Required work — Give the entries again exactly, every one of them.
::::::
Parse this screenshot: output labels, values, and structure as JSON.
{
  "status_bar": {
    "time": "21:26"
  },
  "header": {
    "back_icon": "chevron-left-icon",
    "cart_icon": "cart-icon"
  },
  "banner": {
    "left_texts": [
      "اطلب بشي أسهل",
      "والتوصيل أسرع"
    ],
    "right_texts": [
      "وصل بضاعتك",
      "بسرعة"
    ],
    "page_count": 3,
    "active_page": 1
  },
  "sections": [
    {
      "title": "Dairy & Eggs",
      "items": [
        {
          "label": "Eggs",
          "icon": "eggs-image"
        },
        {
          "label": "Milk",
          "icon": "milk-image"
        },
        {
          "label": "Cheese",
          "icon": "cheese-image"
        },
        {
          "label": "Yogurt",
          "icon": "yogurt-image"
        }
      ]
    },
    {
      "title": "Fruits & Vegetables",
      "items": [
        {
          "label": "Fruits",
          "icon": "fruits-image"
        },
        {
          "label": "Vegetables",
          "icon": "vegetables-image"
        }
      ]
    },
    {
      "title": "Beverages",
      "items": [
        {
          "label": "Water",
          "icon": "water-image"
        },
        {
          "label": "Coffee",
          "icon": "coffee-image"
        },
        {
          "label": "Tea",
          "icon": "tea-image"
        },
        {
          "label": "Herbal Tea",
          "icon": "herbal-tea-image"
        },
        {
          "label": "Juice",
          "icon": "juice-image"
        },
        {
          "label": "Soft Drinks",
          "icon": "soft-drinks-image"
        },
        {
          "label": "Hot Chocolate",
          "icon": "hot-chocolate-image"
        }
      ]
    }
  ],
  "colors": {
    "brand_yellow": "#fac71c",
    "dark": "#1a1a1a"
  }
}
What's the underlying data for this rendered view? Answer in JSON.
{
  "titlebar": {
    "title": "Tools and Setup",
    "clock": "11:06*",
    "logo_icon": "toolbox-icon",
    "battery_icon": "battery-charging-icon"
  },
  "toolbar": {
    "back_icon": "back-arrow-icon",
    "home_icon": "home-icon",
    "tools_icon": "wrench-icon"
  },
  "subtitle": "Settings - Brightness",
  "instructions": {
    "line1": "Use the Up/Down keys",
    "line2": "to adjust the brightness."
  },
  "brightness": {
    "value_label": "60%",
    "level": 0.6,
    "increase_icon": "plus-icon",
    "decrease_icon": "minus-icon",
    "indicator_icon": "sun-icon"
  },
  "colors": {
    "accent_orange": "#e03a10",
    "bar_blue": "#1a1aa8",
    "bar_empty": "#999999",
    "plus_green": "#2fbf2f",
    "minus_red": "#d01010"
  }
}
::::::
Response to this task —
Parse this screenshot: output labels, values, and structure as JSON.
{
  "status_bar": {
    "time": "21:26"
  },
  "header": {
    "back_icon": "chevron-left-icon",
    "cart_icon": "cart-icon"
  },
  "banner": {
    "left_texts": [
      "اطلب بشي أسهل",
      "والتوصيل أسرع"
    ],
    "right_texts": [
      "وصل بضاعتك",
      "بسرعة"
    ],
    "page_count": 3,
    "active_page": 1
  },
  "sections": [
    {
      "title": "Dairy & Eggs",
      "items": [
        {
          "label": "Eggs",
          "icon": "eggs-image"
        },
        {
          "label": "Milk",
          "icon": "milk-image"
        },
        {
          "label": "Cheese",
          "icon": "cheese-image"
        },
        {
          "label": "Yogurt",
          "icon": "yogurt-image"
        }
      ]
    },
    {
      "title": "Fruits & Vegetables",
      "items": [
        {
          "label": "Fruits",
          "icon": "fruits-image"
        },
        {
          "label": "Vegetables",
          "icon": "vegetables-image"
        }
      ]
    },
    {
      "title": "Beverages",
      "items": [
        {
          "label": "Water",
          "icon": "water-image"
        },
        {
          "label": "Coffee",
          "icon": "coffee-image"
        },
        {
          "label": "Tea",
          "icon": "tea-image"
        },
        {
          "label": "Herbal Tea",
          "icon": "herbal-tea-image"
        },
        {
          "label": "Juice",
          "icon": "juice-image"
        },
        {
          "label": "Soft Drinks",
          "icon": "soft-drinks-image"
        },
        {
          "label": "Hot Chocolate",
          "icon": "hot-chocolate-image"
        }
      ]
    }
  ],
  "colors": {
    "brand_yellow": "#fac71c",
    "dark": "#1a1a1a"
  }
}
What's the underlying data for this rendered view? Answer in JSON.
{
  "titlebar": {
    "title": "Tools and Setup",
    "clock": "11:06*",
    "logo_icon": "toolbox-icon",
    "battery_icon": "battery-charging-icon"
  },
  "toolbar": {
    "back_icon": "back-arrow-icon",
    "home_icon": "home-icon",
    "tools_icon": "wrench-icon"
  },
  "subtitle": "Settings - Brightness",
  "instructions": {
    "line1": "Use the Up/Down keys",
    "line2": "to adjust the brightness."
  },
  "brightness": {
    "value_label": "60%",
    "level": 0.6,
    "increase_icon": "plus-icon",
    "decrease_icon": "minus-icon",
    "indicator_icon": "sun-icon"
  },
  "colors": {
    "accent_orange": "#e03a10",
    "bar_blue": "#1a1aa8",
    "bar_empty": "#999999",
    "plus_green": "#2fbf2f",
    "minus_red": "#d01010"
  }
}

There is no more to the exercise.